*TASK DESCRIPTION:*
Nothing in the records may be left out or altered; reproduce them all exactly.

-------

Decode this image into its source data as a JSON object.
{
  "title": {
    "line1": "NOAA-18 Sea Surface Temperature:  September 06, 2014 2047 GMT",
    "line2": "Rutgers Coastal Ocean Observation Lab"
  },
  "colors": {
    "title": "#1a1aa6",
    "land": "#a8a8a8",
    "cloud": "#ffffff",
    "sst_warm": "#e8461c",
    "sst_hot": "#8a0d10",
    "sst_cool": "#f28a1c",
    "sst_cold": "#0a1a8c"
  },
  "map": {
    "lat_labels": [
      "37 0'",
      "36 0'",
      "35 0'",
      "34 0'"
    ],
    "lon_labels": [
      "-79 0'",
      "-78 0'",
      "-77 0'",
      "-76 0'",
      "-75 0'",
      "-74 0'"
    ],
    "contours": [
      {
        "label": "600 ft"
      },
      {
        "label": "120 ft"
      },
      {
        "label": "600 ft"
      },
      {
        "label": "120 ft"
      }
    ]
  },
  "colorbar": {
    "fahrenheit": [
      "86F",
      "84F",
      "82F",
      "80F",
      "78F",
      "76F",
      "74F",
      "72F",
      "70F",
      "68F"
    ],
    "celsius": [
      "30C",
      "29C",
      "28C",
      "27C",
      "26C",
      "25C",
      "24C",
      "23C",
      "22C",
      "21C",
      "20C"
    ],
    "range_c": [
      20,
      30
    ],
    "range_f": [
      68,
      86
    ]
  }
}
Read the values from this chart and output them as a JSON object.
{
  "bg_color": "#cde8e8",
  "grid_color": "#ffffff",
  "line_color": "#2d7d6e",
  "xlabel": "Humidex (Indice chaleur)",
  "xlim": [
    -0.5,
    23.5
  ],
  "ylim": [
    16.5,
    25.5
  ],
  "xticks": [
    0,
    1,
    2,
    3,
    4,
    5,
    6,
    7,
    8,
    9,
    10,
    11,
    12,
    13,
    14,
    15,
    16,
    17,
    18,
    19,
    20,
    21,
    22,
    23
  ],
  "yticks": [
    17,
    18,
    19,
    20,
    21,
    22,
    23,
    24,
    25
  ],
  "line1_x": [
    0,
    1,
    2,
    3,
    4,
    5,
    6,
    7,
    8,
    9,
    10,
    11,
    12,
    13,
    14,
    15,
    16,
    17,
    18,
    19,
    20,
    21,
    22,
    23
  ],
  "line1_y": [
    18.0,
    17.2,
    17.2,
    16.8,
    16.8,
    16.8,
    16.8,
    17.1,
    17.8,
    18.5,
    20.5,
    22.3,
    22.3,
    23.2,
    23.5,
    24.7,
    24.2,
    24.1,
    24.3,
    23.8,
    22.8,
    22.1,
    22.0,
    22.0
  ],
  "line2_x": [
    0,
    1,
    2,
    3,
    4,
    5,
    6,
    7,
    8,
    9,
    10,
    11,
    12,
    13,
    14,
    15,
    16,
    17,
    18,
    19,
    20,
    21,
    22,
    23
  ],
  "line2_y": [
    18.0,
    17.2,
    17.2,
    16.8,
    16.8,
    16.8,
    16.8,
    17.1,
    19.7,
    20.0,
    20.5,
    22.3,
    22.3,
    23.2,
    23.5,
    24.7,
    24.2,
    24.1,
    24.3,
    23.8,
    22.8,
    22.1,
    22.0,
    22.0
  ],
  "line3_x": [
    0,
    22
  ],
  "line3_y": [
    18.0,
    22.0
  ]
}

-------

*RESPONSE FOR THIS EXERCISE:*
Decode this image into its source data as a JSON object.
{
  "title": {
    "line1": "NOAA-18 Sea Surface Temperature:  September 06, 2014 2047 GMT",
    "line2": "Rutgers Coastal Ocean Observation Lab"
  },
  "colors": {
    "title": "#1a1aa6",
    "land": "#a8a8a8",
    "cloud": "#ffffff",
    "sst_warm": "#e8461c",
    "sst_hot": "#8a0d10",
    "sst_cool": "#f28a1c",
    "sst_cold": "#0a1a8c"
  },
  "map": {
    "lat_labels": [
      "37 0'",
      "36 0'",
      "35 0'",
      "34 0'"
    ],
    "lon_labels": [
      "-79 0'",
      "-78 0'",
      "-77 0'",
      "-76 0'",
      "-75 0'",
      "-74 0'"
    ],
    "contours": [
      {
        "label": "600 ft"
      },
      {
        "label": "120 ft"
      },
      {
        "label": "600 ft"
      },
      {
        "label": "120 ft"
      }
    ]
  },
  "colorbar": {
    "fahrenheit": [
      "86F",
      "84F",
      "82F",
      "80F",
      "78F",
      "76F",
      "74F",
      "72F",
      "70F",
      "68F"
    ],
    "celsius": [
      "30C",
      "29C",
      "28C",
      "27C",
      "26C",
      "25C",
      "24C",
      "23C",
      "22C",
      "21C",
      "20C"
    ],
    "range_c": [
      20,
      30
    ],
    "range_f": [
      68,
      86
    ]
  }
}
Read the values from this chart and output them as a JSON object.
{
  "bg_color": "#cde8e8",
  "grid_color": "#ffffff",
  "line_color": "#2d7d6e",
  "xlabel": "Humidex (Indice chaleur)",
  "xlim": [
    -0.5,
    23.5
  ],
  "ylim": [
    16.5,
    25.5
  ],
  "xticks": [
    0,
    1,
    2,
    3,
    4,
    5,
    6,
    7,
    8,
    9,
    10,
    11,
    12,
    13,
    14,
    15,
    16,
    17,
    18,
    19,
    20,
    21,
    22,
    23
  ],
  "yticks": [
    17,
    18,
    19,
    20,
    21,
    22,
    23,
    24,
    25
  ],
  "line1_x": [
    0,
    1,
    2,
    3,
    4,
    5,
    6,
    7,
    8,
    9,
    10,
    11,
    12,
    13,
    14,
    15,
    16,
    17,
    18,
    19,
    20,
    21,
    22,
    23
  ],
  "line1_y": [
    18.0,
    17.2,
    17.2,
    16.8,
    16.8,
    16.8,
    16.8,
    17.1,
    17.8,
    18.5,
    20.5,
    22.3,
    22.3,
    23.2,
    23.5,
    24.7,
    24.2,
    24.1,
    24.3,
    23.8,
    22.8,
    22.1,
    22.0,
    22.0
  ],
  "line2_x": [
    0,
    1,
    2,
    3,
    4,
    5,
    6,
    7,
    8,
    9,
    10,
    11,
    12,
    13,
    14,
    15,
    16,
    17,
    18,
    19,
    20,
    21,
    22,
    23
  ],
  "line2_y": [
    18.0,
    17.2,
    17.2,
    16.8,
    16.8,
    16.8,
    16.8,
    17.1,
    19.7,
    20.0,
    20.5,
    22.3,
    22.3,
    23.2,
    23.5,
    24.7,
    24.2,
    24.1,
    24.3,
    23.8,
    22.8,
    22.1,
    22.0,
    22.0
  ],
  "line3_x": [
    0,
    22
  ],
  "line3_y": [
    18.0,
    22.0
  ]
}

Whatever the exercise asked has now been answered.